# Problem to work on:
Copy out all the lines in the records that include the word "serveur".

[Start of The input]

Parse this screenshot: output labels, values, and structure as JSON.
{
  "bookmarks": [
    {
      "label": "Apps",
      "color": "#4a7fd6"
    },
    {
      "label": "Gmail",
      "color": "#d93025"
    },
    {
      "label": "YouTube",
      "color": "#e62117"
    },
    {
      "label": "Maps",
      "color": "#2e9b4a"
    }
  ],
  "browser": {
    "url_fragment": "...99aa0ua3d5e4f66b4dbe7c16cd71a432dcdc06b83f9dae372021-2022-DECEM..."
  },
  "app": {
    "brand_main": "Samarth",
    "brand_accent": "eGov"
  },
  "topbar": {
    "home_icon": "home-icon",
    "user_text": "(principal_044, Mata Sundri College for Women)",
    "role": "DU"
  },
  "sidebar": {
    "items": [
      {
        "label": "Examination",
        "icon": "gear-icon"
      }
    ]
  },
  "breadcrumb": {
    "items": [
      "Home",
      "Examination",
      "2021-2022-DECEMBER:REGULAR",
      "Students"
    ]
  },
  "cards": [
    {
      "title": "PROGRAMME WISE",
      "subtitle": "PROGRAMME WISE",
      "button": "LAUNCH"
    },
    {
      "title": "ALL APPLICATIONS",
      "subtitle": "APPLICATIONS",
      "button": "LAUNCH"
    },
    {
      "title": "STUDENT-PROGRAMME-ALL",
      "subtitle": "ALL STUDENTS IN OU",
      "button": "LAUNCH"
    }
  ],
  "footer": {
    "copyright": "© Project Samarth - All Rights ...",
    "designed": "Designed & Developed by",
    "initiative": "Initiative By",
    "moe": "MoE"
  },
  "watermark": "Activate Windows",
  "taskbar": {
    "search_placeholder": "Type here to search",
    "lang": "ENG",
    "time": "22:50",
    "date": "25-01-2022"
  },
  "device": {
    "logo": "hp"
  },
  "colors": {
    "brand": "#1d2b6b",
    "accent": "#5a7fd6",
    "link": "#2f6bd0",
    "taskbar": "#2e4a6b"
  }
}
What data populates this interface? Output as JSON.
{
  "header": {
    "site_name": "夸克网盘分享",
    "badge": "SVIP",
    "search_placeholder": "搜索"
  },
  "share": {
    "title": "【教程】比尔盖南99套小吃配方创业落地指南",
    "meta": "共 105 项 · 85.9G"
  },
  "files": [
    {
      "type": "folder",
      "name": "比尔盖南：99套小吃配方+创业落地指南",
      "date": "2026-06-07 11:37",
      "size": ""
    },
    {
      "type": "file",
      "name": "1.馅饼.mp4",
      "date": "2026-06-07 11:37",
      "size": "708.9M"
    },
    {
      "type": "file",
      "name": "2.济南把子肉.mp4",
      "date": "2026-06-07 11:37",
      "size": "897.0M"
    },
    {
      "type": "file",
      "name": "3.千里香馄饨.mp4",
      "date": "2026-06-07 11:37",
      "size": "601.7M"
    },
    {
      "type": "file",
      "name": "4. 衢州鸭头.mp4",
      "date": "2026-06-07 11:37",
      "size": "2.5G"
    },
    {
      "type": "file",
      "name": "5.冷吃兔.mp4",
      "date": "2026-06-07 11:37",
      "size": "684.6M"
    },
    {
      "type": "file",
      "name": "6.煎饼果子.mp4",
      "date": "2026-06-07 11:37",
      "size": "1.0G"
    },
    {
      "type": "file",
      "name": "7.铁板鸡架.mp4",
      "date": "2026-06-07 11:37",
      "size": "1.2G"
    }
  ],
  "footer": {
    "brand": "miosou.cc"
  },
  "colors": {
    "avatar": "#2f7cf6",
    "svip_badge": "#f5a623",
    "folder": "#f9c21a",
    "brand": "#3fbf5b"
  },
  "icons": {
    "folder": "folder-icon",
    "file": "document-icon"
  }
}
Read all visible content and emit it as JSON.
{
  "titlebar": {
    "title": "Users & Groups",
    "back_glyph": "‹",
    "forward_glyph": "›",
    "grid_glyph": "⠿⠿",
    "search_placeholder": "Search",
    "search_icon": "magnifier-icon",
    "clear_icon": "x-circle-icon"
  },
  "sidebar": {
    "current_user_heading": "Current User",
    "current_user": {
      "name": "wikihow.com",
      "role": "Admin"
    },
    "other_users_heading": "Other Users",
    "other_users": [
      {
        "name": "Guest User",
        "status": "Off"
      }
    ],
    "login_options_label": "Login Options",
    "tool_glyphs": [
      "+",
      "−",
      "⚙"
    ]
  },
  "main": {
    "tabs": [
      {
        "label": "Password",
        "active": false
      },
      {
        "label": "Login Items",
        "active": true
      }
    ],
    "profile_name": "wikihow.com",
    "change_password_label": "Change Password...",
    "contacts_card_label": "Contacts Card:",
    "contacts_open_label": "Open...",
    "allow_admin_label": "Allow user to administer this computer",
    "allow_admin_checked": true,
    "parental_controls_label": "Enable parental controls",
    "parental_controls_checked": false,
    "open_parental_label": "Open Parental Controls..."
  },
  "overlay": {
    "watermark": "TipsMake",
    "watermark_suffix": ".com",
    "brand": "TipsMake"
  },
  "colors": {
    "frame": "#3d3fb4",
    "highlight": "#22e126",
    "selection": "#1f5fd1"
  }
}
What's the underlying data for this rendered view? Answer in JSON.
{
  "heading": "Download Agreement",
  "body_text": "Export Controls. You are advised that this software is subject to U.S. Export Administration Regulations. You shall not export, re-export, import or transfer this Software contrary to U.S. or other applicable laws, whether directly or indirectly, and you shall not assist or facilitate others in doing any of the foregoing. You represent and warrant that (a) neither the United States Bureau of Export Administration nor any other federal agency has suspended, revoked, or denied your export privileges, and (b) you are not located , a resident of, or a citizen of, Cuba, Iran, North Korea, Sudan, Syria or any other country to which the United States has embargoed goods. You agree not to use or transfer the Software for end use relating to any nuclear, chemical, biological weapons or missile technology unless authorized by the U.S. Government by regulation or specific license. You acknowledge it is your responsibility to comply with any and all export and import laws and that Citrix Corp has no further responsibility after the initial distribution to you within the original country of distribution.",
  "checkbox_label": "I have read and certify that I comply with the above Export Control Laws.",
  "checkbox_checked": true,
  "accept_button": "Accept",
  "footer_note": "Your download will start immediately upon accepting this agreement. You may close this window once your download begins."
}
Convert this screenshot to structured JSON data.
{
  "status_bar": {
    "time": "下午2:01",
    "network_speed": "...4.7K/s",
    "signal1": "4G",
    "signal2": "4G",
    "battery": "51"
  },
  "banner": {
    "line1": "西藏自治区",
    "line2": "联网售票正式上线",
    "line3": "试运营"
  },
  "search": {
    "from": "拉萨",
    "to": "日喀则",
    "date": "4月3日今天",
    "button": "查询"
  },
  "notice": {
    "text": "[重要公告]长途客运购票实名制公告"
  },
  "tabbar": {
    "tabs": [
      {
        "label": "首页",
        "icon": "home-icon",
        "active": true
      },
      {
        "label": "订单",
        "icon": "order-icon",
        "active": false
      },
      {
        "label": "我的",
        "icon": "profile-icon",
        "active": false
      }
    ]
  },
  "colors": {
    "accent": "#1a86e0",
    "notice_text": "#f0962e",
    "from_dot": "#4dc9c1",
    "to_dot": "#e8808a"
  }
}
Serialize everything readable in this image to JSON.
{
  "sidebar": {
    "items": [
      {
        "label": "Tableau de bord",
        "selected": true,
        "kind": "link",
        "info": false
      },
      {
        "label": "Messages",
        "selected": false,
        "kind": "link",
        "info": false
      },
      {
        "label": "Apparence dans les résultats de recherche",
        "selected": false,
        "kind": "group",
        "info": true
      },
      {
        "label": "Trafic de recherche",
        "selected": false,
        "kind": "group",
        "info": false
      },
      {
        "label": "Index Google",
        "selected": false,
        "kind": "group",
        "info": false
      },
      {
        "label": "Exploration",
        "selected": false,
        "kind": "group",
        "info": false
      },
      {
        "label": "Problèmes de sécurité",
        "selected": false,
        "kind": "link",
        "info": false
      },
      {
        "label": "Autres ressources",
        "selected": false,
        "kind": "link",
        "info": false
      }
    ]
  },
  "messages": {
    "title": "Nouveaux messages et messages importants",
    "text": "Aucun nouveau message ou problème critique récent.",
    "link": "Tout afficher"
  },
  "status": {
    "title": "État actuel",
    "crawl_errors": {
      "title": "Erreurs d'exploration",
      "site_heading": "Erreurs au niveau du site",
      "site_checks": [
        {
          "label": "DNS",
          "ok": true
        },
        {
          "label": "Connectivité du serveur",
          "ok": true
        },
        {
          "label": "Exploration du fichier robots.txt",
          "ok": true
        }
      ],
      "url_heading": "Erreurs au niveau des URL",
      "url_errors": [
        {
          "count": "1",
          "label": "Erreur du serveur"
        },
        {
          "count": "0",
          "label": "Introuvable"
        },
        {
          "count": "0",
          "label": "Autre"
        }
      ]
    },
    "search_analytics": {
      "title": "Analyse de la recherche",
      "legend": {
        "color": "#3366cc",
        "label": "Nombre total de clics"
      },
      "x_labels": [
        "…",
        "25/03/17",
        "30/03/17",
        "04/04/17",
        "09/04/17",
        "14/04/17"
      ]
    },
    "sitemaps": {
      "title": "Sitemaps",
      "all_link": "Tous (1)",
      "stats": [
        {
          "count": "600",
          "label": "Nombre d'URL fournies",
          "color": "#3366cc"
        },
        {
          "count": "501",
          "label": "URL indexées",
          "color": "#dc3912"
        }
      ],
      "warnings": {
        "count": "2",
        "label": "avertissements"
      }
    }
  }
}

[End of The input]

# Exercise result:
          "label": "Connectivité du serveur",
          "label": "Erreur du serveur"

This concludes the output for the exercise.